Search the material below for the string "Jalan" and extract each line that has it.

Dataset extract →

** begin **

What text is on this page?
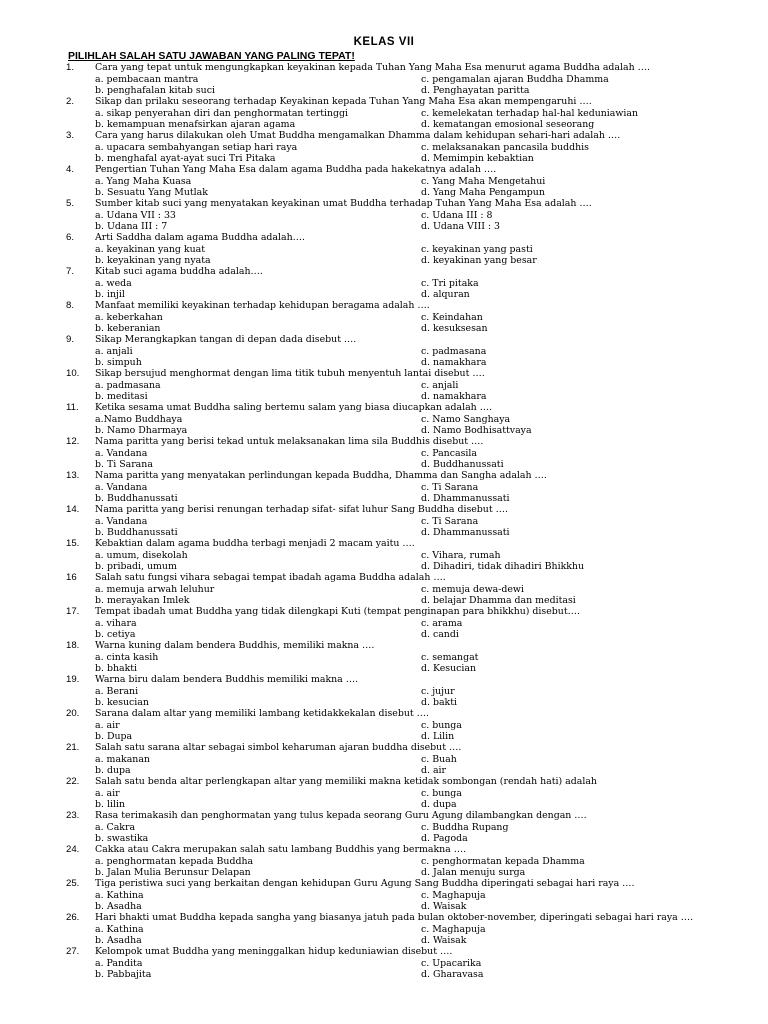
KELAS VII
PILIHLAH SALAH SATU JAWABAN YANG PALING TEPAT!
1.	Cara yang tepat untuk mengungkapkan keyakinan kepada Tuhan Yang Maha Esa menurut agama Buddha adalah ….
a. pembacaan mantra
b. penghafalan kitab suci
c. pengamalan ajaran Buddha Dhamma
d. Penghayatan paritta
2.	Sikap dan prilaku seseorang terhadap Keyakinan kepada Tuhan Yang Maha Esa akan mempengaruhi ….
a. sikap penyerahan diri dan penghormatan tertinggi
b. kemampuan menafsirkan ajaran agama
c. kemelekatan terhadap hal-hal keduniawian
d. kematangan emosional seseorang
3.	Cara yang harus dilakukan oleh Umat Buddha mengamalkan Dhamma dalam kehidupan sehari-hari adalah ….
a. upacara sembahyangan setiap hari raya
b. menghafal ayat-ayat suci Tri Pitaka
c. melaksanakan pancasila buddhis
d. Memimpin kebaktian
4.	Pengertian Tuhan Yang Maha Esa dalam agama Buddha pada hakekatnya adalah ….
a. Yang Maha Kuasa
b. Sesuatu Yang Mutlak
c. Yang Maha Mengetahui
d. Yang Maha Pengampun
5.	Sumber kitab suci yang menyatakan keyakinan umat Buddha terhadap Tuhan Yang Maha Esa adalah ….
a. Udana VII : 33
b. Udana III : 7
c. Udana III : 8
d. Udana VIII : 3
6.	Arti Saddha dalam agama Buddha adalah….
a. keyakinan yang kuat
b. keyakinan yang nyata
c. keyakinan yang pasti
d. keyakinan yang besar
7.	Kitab suci agama buddha adalah….
a. weda
b. injil
c. Tri pitaka
d. alquran
8.	Manfaat memiliki keyakinan terhadap kehidupan beragama adalah ….
a. keberkahan
b. keberanian
c. Keindahan
d. kesuksesan
9.	Sikap Merangkapkan tangan di depan dada disebut ….
a. anjali
b. simpuh
c. padmasana
d. namakhara
10.	Sikap bersujud menghormat dengan lima titik tubuh menyentuh lantai disebut ….
a. padmasana
b. meditasi
c. anjali
d. namakhara
11.	Ketika sesama umat Buddha saling bertemu salam yang biasa diucapkan adalah ….
a.Namo Buddhaya
b. Namo Dharmaya
c. Namo Sanghaya
d. Namo Bodhisattvaya
12.	Nama paritta yang berisi tekad untuk melaksanakan lima sila Buddhis disebut ….
a. Vandana
b. Ti Sarana
c. Pancasila
d. Buddhanussati
13.	Nama paritta yang menyatakan perlindungan kepada Buddha, Dhamma dan Sangha adalah ….
a. Vandana
b. Buddhanussati
c. Ti Sarana
d. Dhammanussati
14.	Nama paritta yang berisi renungan terhadap sifat- sifat luhur Sang Buddha disebut ….
a. Vandana
b. Buddhanussati
c. Ti Sarana
d. Dhammanussati
15.	Kebaktian dalam agama buddha terbagi menjadi 2 macam yaitu ….
a. umum, disekolah
b. pribadi, umum
c. Vihara, rumah
d. Dihadiri, tidak dihadiri Bhikkhu
16	Salah satu fungsi vihara sebagai tempat ibadah agama Buddha adalah ….
a. memuja arwah leluhur
b. merayakan Imlek
c. memuja dewa-dewi
d. belajar Dhamma dan meditasi
17.	Tempat ibadah umat Buddha yang tidak dilengkapi Kuti (tempat penginapan para bhikkhu) disebut….
a. vihara
b. cetiya
c. arama
d. candi
18.	Warna kuning dalam bendera Buddhis, memiliki makna ….
a. cinta kasih
b. bhakti
c. semangat
d. Kesucian
19.	Warna biru dalam bendera Buddhis memiliki makna ….
a. Berani
b. kesucian
c. jujur
d. bakti
20.	Sarana dalam altar yang memiliki lambang ketidakkekalan disebut ….
a. air
b. Dupa
c. bunga
d. Lilin
21.	Salah satu sarana altar sebagai simbol keharuman ajaran buddha disebut ….
a. makanan
b. dupa
c. Buah
d. air
22.	Salah satu benda altar perlengkapan altar yang memiliki makna ketidak sombongan (rendah hati) adalah
a. air
b. lilin
c. bunga
d. dupa
23.	Rasa terimakasih dan penghormatan yang tulus kepada seorang Guru Agung dilambangkan dengan ….
a. Cakra
b. swastika
c. Buddha Rupang
d. Pagoda
24.	Cakka atau Cakra merupakan salah satu lambang Buddhis yang bermakna ….
a. penghormatan kepada Buddha
b. Jalan Mulia Berunsur Delapan
c. penghormatan kepada Dhamma
d. Jalan menuju surga
25.	Tiga peristiwa suci yang berkaitan dengan kehidupan Guru Agung Sang Buddha diperingati sebagai hari raya ….
a. Kathina
b. Asadha
c. Maghapuja
d. Waisak
26.	Hari bhakti umat Buddha kepada sangha yang biasanya jatuh pada bulan oktober-november, diperingati sebagai hari raya ….
a. Kathina
b. Asadha
c. Maghapuja
d. Waisak
27.	Kelompok umat Buddha yang meninggalkan hidup keduniawian disebut ….
a. Pandita
b. Pabbajita
c. Upacarika
d. Gharavasa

** end **

Output of the exercise →
b. Jalan Mulia Berunsur Delapan
d. Jalan menuju surga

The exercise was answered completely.